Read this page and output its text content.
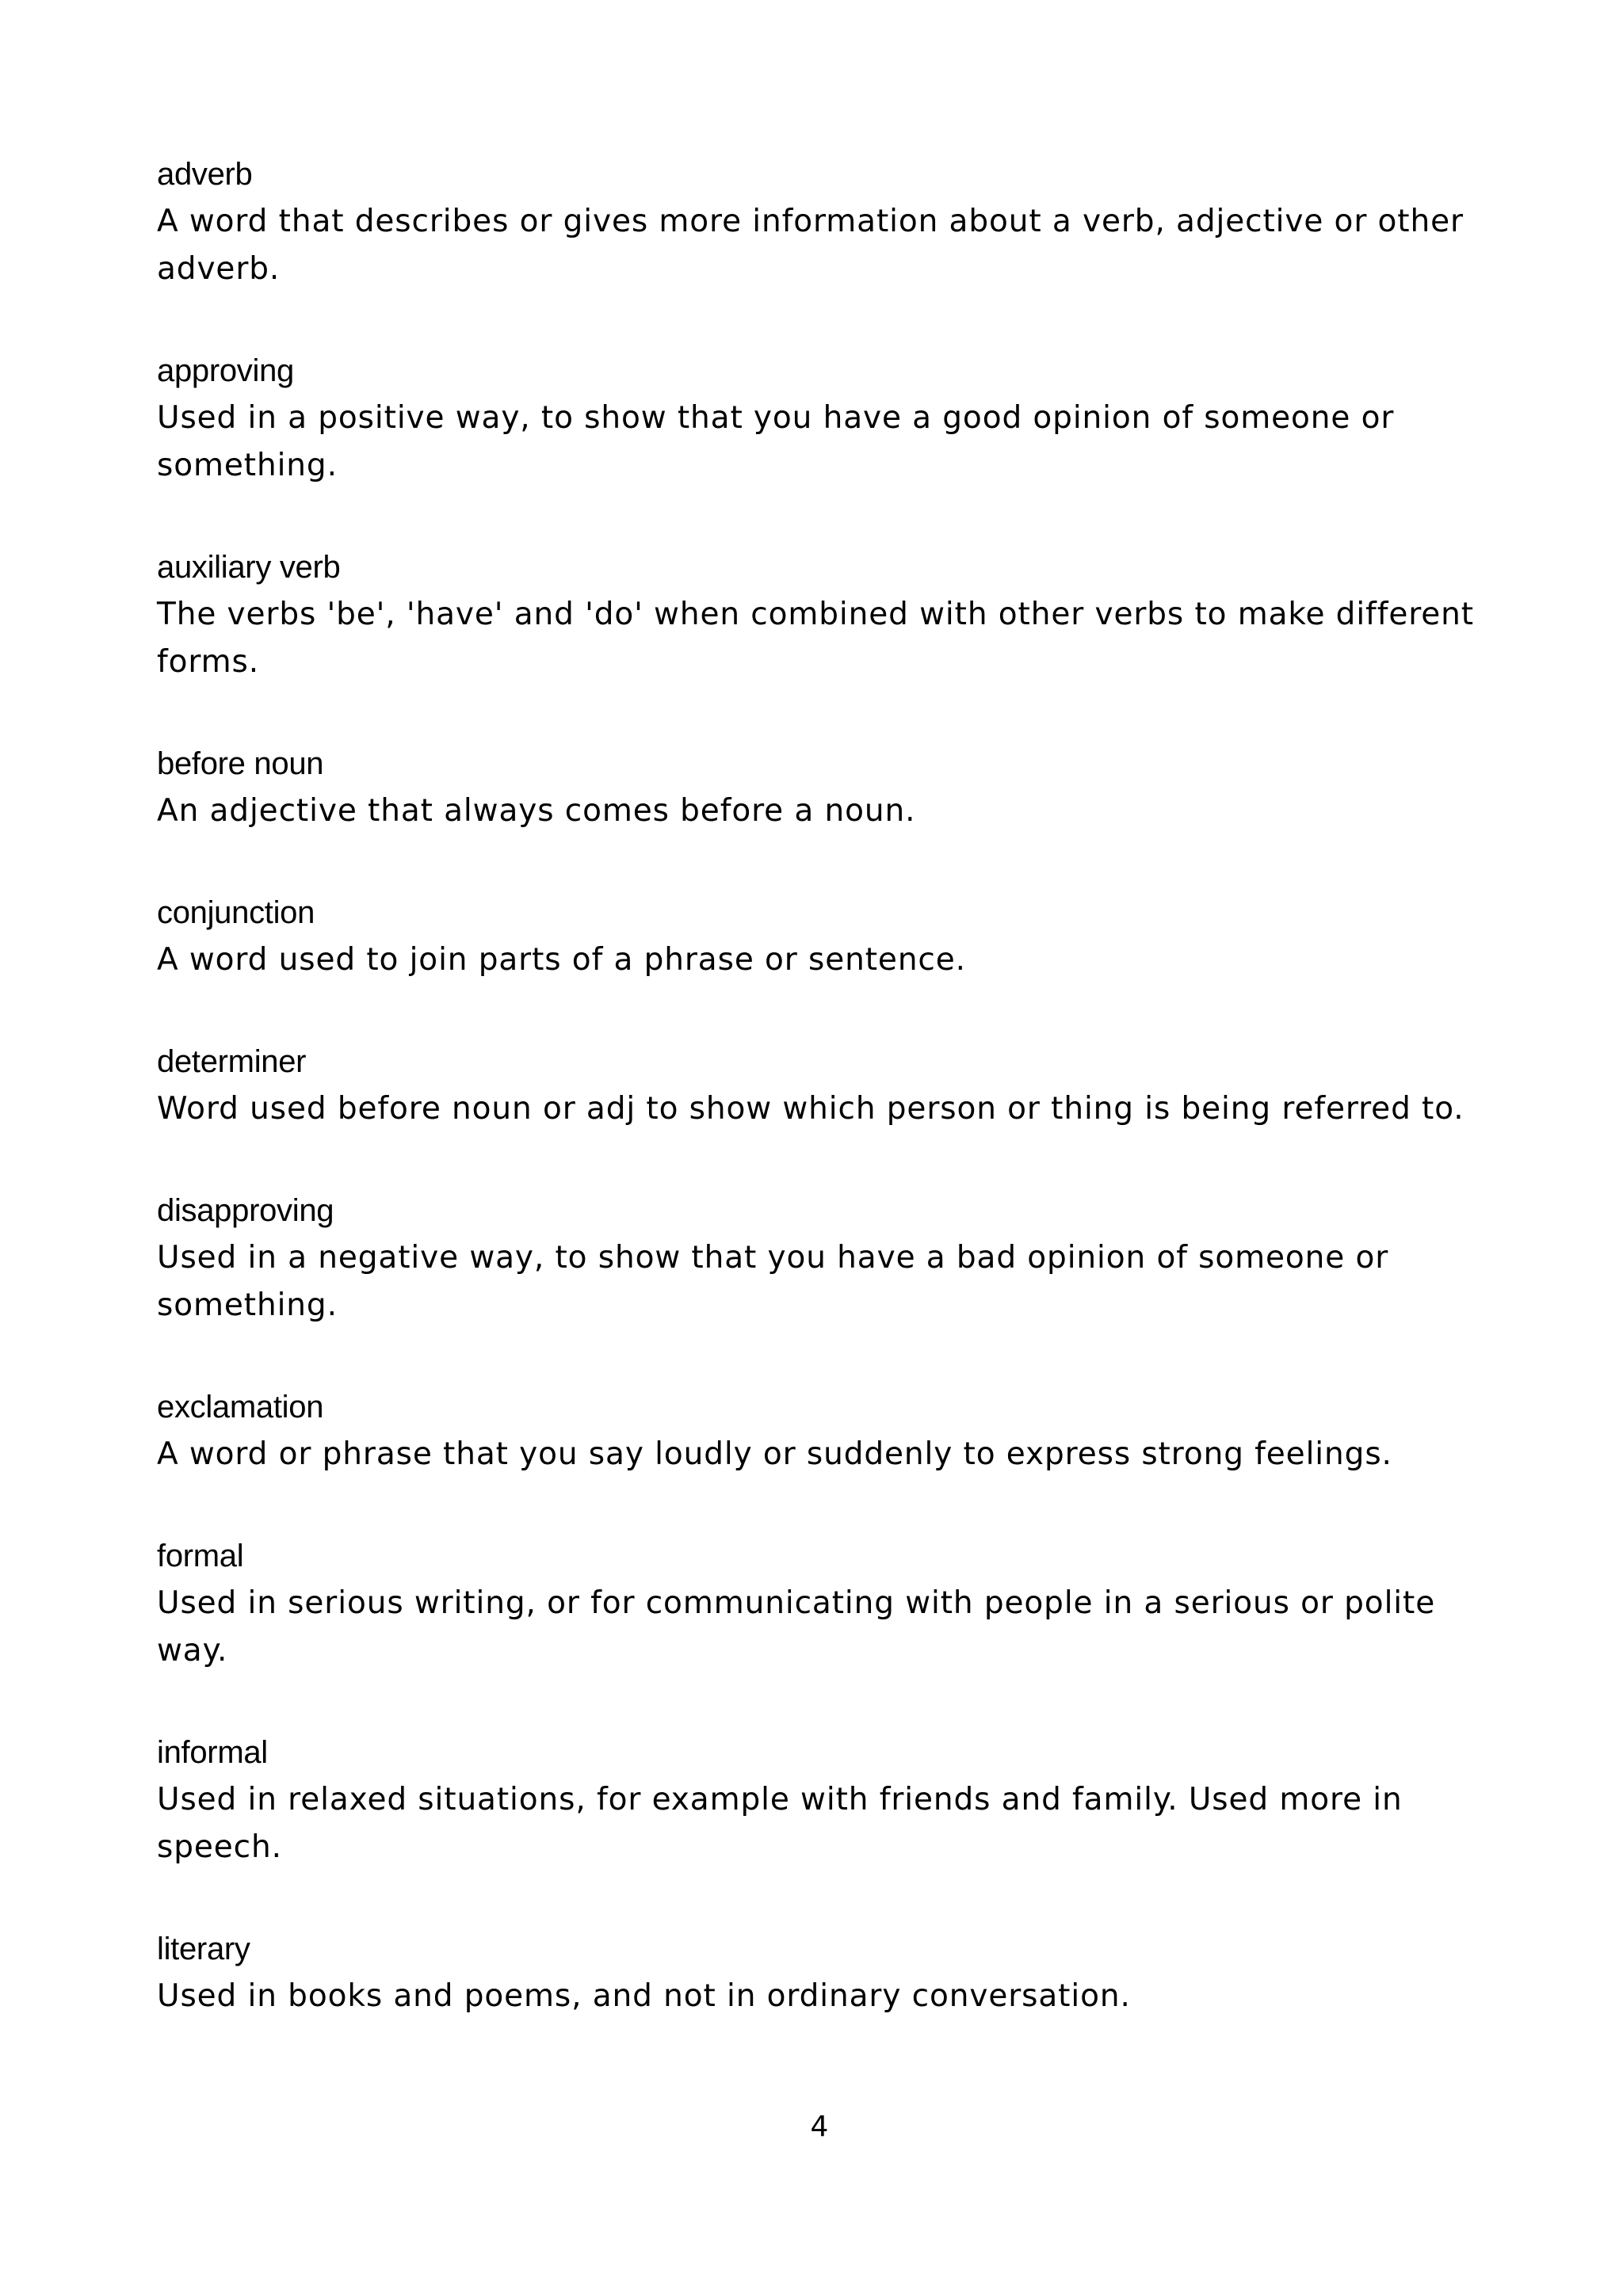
adverb

A word that describes or gives more information about a verb, adjective or other adverb.

approving

Used in a positive way, to show that you have a good opinion of someone or something.

auxiliary verb

The verbs 'be', 'have' and 'do' when combined with other verbs to make different forms.

before noun

An adjective that always comes before a noun.

conjunction

A word used to join parts of a phrase or sentence.

determiner

Word used before noun or adj to show which person or thing is being referred to.

disapproving

Used in a negative way, to show that you have a bad opinion of someone or something.

exclamation

A word or phrase that you say loudly or suddenly to express strong feelings.

formal

Used in serious writing, or for communicating with people in a serious or polite way.

informal

Used in relaxed situations, for example with friends and family. Used more in speech.

literary

Used in books and poems, and not in ordinary conversation.

4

========================================

Copy each line of the records precisely and drop any images they hold.

:: Answer in full ::
Read this page and output its text content.
adverb

A word that describes or gives more information about a verb, adjective or other adverb.

approving

Used in a positive way, to show that you have a good opinion of someone or something.

auxiliary verb

The verbs 'be', 'have' and 'do' when combined with other verbs to make different forms.

before noun

An adjective that always comes before a noun.

conjunction

A word used to join parts of a phrase or sentence.

determiner

Word used before noun or adj to show which person or thing is being referred to.

disapproving

Used in a negative way, to show that you have a bad opinion of someone or something.

exclamation

A word or phrase that you say loudly or suddenly to express strong feelings.

formal

Used in serious writing, or for communicating with people in a serious or polite way.

informal

Used in relaxed situations, for example with friends and family. Used more in speech.

literary

Used in books and poems, and not in ordinary conversation.

4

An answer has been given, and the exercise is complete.